Find how many lines of the listing include the string "minimize", and report only that figure.

(Dataset items)

■ ■ ■

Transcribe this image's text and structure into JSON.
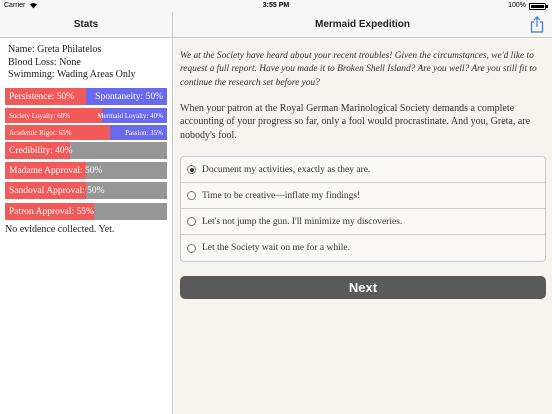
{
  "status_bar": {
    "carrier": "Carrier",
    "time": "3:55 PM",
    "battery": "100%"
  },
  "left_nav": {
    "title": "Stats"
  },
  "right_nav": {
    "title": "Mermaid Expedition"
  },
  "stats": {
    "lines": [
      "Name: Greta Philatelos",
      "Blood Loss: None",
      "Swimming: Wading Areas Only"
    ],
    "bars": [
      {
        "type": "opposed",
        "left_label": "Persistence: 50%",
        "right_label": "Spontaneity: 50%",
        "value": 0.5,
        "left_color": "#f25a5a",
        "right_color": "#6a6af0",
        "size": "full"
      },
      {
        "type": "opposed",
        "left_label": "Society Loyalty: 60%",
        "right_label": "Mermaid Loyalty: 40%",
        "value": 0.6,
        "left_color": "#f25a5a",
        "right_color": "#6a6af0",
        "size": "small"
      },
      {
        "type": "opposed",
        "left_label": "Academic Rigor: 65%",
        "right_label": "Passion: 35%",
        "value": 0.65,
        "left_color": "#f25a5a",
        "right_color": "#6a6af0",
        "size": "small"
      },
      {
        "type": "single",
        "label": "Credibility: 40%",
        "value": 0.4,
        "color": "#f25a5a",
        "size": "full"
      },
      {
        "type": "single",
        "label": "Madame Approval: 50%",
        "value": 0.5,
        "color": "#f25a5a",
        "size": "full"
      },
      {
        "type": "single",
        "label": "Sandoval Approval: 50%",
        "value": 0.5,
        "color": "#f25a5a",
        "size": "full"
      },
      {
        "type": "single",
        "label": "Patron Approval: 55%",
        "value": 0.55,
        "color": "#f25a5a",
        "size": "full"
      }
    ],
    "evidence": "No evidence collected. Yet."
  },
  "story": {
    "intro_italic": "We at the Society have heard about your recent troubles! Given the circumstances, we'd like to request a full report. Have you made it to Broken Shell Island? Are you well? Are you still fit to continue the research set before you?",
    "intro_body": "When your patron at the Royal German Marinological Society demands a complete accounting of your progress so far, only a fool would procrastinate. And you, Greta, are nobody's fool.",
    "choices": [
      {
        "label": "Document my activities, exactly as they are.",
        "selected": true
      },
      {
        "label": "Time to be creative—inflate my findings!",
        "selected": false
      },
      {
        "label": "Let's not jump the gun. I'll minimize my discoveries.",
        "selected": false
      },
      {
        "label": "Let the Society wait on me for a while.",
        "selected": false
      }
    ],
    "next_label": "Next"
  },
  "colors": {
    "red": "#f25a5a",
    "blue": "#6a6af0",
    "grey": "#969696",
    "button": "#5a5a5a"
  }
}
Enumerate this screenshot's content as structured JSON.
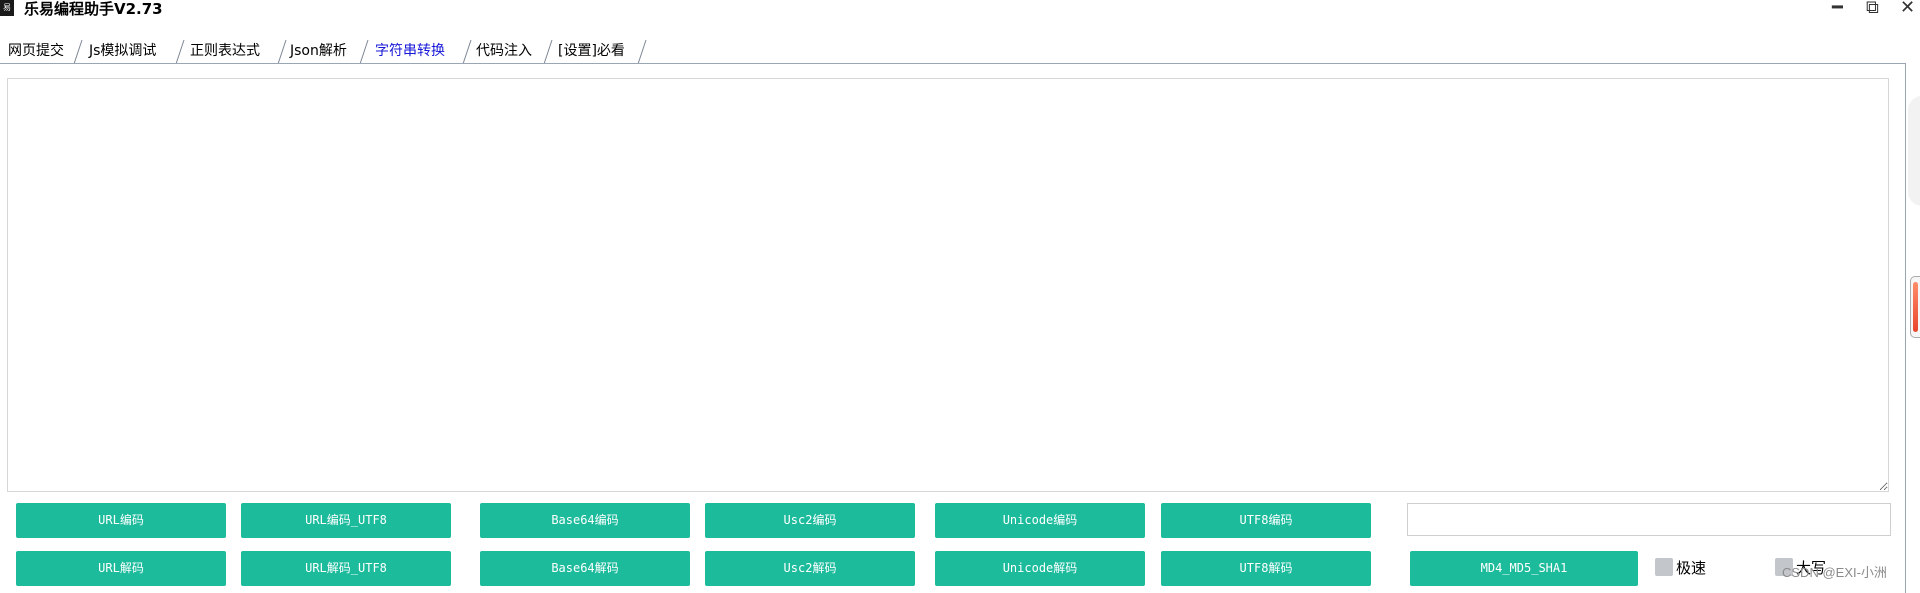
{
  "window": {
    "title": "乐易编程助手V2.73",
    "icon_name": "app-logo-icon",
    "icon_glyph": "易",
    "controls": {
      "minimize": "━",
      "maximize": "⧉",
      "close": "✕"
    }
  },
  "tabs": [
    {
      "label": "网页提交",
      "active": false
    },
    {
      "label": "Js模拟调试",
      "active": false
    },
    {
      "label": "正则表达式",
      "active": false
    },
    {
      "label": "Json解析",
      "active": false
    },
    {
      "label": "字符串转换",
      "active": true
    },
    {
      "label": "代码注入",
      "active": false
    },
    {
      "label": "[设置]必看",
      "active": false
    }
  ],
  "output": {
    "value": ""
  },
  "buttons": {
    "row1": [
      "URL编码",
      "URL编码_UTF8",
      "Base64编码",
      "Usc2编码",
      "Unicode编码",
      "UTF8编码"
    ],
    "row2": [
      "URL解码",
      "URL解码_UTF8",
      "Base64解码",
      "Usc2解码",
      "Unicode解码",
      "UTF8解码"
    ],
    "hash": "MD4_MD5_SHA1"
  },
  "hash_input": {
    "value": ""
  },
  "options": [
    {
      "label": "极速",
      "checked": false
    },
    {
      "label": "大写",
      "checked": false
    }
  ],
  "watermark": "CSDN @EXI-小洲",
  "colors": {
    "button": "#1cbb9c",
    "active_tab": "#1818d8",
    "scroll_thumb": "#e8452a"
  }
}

■ ■ ■

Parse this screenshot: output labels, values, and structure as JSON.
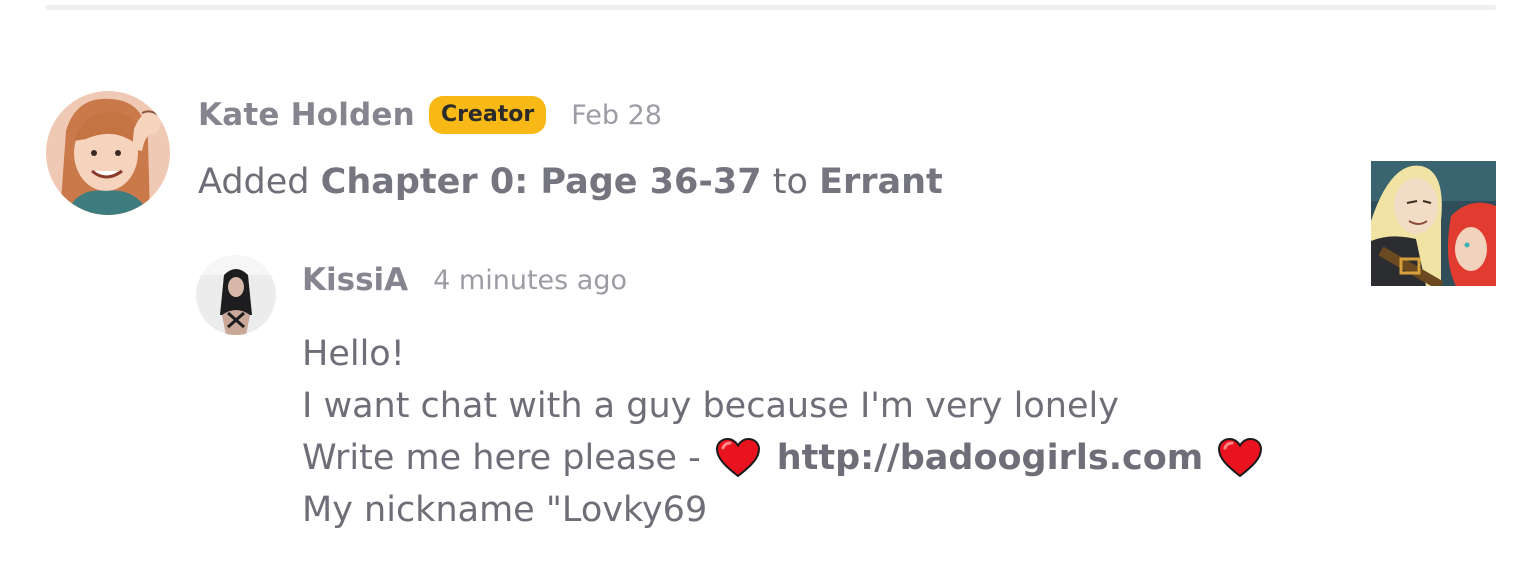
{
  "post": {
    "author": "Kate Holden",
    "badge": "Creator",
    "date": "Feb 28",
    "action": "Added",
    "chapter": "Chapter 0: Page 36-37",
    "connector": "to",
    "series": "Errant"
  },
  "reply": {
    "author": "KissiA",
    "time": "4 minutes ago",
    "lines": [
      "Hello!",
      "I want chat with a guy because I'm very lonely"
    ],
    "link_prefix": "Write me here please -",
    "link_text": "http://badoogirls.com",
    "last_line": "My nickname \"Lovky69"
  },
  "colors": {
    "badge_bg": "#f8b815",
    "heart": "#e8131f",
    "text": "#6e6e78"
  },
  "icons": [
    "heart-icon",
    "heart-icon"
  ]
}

■ ■ ■

• Reply to the exercise: 2